### RECORDS ###
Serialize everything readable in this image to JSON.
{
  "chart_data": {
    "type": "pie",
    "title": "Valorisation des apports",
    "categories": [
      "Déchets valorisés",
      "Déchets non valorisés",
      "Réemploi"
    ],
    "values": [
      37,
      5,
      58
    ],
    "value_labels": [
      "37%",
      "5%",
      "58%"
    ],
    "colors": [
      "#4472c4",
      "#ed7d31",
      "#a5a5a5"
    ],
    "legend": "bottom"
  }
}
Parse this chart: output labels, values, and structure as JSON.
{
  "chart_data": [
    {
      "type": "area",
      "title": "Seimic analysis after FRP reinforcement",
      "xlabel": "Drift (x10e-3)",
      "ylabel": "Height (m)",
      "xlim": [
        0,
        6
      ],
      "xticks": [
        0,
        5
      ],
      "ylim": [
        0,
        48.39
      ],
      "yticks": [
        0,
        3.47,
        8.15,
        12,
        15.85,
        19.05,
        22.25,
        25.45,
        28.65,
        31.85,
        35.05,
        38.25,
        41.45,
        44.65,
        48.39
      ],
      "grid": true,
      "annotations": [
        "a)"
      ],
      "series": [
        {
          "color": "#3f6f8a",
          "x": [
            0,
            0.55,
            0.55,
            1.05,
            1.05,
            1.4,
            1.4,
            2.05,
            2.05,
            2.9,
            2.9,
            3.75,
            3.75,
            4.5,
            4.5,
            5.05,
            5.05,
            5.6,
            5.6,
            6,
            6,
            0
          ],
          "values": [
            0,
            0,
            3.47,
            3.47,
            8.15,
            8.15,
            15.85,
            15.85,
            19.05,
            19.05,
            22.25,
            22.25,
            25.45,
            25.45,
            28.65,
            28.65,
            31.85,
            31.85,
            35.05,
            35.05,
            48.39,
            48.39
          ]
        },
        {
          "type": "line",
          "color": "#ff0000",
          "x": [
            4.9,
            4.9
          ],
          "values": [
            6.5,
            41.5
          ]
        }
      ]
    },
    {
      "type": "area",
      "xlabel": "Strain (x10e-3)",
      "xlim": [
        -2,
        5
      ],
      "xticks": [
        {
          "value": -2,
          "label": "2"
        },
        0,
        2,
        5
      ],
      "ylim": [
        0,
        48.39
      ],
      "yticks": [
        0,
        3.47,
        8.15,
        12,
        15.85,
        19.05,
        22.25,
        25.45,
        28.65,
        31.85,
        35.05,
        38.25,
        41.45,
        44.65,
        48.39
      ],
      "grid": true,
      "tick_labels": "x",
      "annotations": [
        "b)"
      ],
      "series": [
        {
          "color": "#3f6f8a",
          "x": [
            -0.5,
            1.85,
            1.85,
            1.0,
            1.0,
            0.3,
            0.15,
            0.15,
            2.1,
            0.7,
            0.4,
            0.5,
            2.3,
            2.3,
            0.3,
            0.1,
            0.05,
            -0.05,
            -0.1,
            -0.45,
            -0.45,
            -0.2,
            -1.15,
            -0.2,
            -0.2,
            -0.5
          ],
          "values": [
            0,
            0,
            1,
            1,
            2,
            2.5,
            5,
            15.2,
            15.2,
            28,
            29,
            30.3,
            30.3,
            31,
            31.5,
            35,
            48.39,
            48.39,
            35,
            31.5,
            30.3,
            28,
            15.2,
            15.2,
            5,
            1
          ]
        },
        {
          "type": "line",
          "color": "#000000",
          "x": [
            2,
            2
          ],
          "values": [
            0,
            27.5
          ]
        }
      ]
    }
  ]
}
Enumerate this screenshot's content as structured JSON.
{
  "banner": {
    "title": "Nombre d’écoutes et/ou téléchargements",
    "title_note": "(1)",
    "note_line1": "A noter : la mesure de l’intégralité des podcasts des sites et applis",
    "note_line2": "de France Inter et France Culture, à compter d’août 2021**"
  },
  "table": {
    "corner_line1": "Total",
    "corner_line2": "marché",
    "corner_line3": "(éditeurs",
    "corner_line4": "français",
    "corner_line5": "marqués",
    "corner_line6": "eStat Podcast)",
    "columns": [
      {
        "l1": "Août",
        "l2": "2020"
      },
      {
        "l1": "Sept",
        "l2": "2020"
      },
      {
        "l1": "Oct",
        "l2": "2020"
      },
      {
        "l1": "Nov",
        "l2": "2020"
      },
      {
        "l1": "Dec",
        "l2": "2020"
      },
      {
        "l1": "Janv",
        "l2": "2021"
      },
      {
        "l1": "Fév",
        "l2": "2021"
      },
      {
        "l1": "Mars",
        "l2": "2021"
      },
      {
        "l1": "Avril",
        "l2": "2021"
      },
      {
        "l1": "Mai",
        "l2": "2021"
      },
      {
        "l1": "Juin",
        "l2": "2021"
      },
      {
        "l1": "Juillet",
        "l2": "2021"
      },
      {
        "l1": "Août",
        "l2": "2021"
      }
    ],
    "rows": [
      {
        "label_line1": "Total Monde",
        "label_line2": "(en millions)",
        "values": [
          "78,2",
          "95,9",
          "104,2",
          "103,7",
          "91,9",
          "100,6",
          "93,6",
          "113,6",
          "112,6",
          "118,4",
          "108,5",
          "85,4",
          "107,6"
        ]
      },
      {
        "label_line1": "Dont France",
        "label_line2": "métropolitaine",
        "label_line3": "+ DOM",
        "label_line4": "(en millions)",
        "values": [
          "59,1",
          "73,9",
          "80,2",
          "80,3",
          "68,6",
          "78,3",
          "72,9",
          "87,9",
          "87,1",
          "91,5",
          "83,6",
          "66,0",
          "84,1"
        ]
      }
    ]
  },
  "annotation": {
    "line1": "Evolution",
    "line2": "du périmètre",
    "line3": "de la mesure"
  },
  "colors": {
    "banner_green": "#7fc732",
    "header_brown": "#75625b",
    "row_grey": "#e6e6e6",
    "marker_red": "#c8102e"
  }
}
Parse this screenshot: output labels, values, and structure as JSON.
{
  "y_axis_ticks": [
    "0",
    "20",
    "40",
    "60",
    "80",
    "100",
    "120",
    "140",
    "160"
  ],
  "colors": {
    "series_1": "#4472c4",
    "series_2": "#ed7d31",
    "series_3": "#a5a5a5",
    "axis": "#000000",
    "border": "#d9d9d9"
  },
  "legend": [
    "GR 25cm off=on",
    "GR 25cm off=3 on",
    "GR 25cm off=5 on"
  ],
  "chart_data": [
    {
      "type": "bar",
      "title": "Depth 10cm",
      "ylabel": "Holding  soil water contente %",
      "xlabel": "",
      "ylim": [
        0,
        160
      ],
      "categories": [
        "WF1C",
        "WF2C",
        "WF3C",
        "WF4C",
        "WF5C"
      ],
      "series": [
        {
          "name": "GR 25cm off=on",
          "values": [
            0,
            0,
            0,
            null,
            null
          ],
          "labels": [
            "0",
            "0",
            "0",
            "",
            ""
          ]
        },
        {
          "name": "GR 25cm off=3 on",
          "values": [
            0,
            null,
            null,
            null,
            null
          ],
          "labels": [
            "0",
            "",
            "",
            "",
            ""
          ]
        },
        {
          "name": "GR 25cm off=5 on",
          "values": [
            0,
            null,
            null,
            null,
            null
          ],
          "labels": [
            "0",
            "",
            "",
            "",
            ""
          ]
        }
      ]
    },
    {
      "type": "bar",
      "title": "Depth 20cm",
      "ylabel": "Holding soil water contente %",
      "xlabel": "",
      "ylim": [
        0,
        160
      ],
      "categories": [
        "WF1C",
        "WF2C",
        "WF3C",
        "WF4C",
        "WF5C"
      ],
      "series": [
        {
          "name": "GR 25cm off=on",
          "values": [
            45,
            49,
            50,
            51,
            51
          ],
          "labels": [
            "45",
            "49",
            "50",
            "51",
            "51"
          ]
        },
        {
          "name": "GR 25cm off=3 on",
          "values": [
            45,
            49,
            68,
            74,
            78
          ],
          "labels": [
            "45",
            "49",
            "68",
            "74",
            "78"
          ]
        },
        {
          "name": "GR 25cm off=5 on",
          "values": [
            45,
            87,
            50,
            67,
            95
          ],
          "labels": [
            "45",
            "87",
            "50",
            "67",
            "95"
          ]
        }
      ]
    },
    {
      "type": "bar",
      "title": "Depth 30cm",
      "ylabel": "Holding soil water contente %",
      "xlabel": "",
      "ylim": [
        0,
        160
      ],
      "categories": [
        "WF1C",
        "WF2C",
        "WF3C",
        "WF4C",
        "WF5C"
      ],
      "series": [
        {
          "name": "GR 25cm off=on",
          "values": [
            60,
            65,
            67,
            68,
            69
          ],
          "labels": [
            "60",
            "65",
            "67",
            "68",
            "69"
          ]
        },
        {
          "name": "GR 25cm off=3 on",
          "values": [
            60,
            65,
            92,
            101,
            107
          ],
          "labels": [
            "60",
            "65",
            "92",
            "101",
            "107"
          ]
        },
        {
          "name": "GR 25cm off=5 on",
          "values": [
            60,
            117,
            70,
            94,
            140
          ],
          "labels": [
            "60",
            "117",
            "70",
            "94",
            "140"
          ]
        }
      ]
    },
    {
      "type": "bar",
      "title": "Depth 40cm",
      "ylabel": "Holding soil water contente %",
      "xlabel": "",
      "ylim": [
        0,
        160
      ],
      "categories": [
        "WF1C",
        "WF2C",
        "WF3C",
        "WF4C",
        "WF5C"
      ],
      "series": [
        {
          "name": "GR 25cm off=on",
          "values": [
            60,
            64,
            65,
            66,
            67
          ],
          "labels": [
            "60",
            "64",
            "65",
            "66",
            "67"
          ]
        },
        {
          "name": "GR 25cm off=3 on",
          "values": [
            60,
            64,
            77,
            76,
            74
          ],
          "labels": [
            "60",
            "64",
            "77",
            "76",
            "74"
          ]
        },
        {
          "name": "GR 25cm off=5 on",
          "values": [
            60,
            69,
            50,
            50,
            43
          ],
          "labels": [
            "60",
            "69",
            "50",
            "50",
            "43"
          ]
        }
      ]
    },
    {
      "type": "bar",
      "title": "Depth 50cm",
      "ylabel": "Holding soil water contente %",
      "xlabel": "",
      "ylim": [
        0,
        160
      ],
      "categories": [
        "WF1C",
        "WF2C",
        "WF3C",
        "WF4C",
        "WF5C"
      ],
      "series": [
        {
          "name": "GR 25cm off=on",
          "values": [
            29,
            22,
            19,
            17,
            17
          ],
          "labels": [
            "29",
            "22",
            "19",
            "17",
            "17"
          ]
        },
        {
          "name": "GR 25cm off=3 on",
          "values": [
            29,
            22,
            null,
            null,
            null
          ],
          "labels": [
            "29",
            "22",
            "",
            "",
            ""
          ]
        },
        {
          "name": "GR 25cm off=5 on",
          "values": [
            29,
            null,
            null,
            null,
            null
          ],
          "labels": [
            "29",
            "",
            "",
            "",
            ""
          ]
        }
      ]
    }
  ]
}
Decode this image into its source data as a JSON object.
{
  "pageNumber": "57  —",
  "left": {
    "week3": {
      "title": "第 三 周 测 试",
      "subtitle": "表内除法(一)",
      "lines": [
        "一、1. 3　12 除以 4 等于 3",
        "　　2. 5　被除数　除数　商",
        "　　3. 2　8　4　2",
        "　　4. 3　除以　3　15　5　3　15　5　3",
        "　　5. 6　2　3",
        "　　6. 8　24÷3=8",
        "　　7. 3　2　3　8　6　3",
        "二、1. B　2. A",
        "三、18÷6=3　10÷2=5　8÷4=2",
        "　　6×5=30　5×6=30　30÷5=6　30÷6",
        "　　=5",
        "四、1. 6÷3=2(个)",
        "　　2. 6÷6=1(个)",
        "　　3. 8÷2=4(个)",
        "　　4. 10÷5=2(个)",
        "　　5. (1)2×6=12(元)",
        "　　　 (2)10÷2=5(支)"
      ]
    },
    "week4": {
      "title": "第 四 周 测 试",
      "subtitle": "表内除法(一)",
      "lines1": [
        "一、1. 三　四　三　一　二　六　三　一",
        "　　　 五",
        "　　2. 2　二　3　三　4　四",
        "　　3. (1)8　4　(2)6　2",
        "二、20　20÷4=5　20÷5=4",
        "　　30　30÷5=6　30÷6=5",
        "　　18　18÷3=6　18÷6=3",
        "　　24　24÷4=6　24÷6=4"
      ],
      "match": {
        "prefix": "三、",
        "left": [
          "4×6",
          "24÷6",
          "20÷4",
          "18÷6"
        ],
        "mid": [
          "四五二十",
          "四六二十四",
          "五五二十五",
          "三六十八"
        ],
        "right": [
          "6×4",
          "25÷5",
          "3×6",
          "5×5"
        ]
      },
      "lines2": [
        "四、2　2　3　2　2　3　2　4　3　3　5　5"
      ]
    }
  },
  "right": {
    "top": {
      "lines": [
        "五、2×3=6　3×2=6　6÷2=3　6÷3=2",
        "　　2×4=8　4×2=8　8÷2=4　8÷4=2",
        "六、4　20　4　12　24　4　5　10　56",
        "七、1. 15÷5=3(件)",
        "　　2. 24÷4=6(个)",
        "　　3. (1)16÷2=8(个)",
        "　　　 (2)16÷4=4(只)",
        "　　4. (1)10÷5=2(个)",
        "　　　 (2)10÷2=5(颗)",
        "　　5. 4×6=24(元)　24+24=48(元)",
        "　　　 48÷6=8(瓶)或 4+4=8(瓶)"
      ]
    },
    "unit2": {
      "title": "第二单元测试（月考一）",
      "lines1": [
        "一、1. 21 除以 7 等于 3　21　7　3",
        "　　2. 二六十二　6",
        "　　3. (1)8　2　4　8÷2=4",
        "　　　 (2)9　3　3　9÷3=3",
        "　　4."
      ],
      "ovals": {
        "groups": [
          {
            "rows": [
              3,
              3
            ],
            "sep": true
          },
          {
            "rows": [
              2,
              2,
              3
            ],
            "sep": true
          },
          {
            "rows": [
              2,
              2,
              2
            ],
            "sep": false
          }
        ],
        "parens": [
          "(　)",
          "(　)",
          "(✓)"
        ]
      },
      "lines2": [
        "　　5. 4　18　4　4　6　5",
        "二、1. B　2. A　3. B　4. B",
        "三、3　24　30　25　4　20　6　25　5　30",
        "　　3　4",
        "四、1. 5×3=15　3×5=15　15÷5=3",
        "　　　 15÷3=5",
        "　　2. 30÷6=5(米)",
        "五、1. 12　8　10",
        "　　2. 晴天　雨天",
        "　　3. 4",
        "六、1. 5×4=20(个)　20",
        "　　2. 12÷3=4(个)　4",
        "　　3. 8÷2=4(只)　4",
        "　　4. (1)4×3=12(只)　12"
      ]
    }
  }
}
###
**WHAT THIS TASK INVOLVES**. Pull out all lines of the data with the string "Total".

**EXERCISE SOLUTION**.
    "corner_line1": "Total",
        "label_line1": "Total Monde",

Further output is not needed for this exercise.